### [Given problem]
Reproduce the data in its entirety, exactly as supplied.

### [Items from a data source]
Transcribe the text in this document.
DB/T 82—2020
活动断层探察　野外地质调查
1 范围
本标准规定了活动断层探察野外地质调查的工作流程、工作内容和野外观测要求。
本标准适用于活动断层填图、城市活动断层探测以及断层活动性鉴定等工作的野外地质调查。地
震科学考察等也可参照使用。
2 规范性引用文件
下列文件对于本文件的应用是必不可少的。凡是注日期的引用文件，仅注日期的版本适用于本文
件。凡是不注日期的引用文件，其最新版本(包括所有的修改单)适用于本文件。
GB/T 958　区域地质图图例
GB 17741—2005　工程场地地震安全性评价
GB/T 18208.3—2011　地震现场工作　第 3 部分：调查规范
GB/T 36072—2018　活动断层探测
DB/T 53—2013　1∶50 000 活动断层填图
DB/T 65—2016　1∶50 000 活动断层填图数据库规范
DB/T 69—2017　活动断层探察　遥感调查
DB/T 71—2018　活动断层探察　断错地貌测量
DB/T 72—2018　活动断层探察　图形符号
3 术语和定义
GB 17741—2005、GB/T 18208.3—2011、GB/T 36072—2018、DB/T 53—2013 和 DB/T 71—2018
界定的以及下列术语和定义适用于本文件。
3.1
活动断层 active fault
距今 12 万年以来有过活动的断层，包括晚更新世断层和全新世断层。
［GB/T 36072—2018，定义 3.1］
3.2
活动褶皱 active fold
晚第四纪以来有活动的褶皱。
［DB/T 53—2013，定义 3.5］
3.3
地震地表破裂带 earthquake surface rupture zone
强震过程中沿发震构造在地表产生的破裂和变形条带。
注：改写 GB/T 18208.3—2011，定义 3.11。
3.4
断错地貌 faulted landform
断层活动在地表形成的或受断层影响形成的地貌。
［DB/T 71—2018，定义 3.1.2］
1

### [Final result]
Transcribe the text in this document.
DB/T 82—2020
活动断层探察　野外地质调查
1 范围
本标准规定了活动断层探察野外地质调查的工作流程、工作内容和野外观测要求。
本标准适用于活动断层填图、城市活动断层探测以及断层活动性鉴定等工作的野外地质调查。地
震科学考察等也可参照使用。
2 规范性引用文件
下列文件对于本文件的应用是必不可少的。凡是注日期的引用文件，仅注日期的版本适用于本文
件。凡是不注日期的引用文件，其最新版本(包括所有的修改单)适用于本文件。
GB/T 958　区域地质图图例
GB 17741—2005　工程场地地震安全性评价
GB/T 18208.3—2011　地震现场工作　第 3 部分：调查规范
GB/T 36072—2018　活动断层探测
DB/T 53—2013　1∶50 000 活动断层填图
DB/T 65—2016　1∶50 000 活动断层填图数据库规范
DB/T 69—2017　活动断层探察　遥感调查
DB/T 71—2018　活动断层探察　断错地貌测量
DB/T 72—2018　活动断层探察　图形符号
3 术语和定义
GB 17741—2005、GB/T 18208.3—2011、GB/T 36072—2018、DB/T 53—2013 和 DB/T 71—2018
界定的以及下列术语和定义适用于本文件。
3.1
活动断层 active fault
距今 12 万年以来有过活动的断层，包括晚更新世断层和全新世断层。
［GB/T 36072—2018，定义 3.1］
3.2
活动褶皱 active fold
晚第四纪以来有活动的褶皱。
［DB/T 53—2013，定义 3.5］
3.3
地震地表破裂带 earthquake surface rupture zone
强震过程中沿发震构造在地表产生的破裂和变形条带。
注：改写 GB/T 18208.3—2011，定义 3.11。
3.4
断错地貌 faulted landform
断层活动在地表形成的或受断层影响形成的地貌。
［DB/T 71—2018，定义 3.1.2］
1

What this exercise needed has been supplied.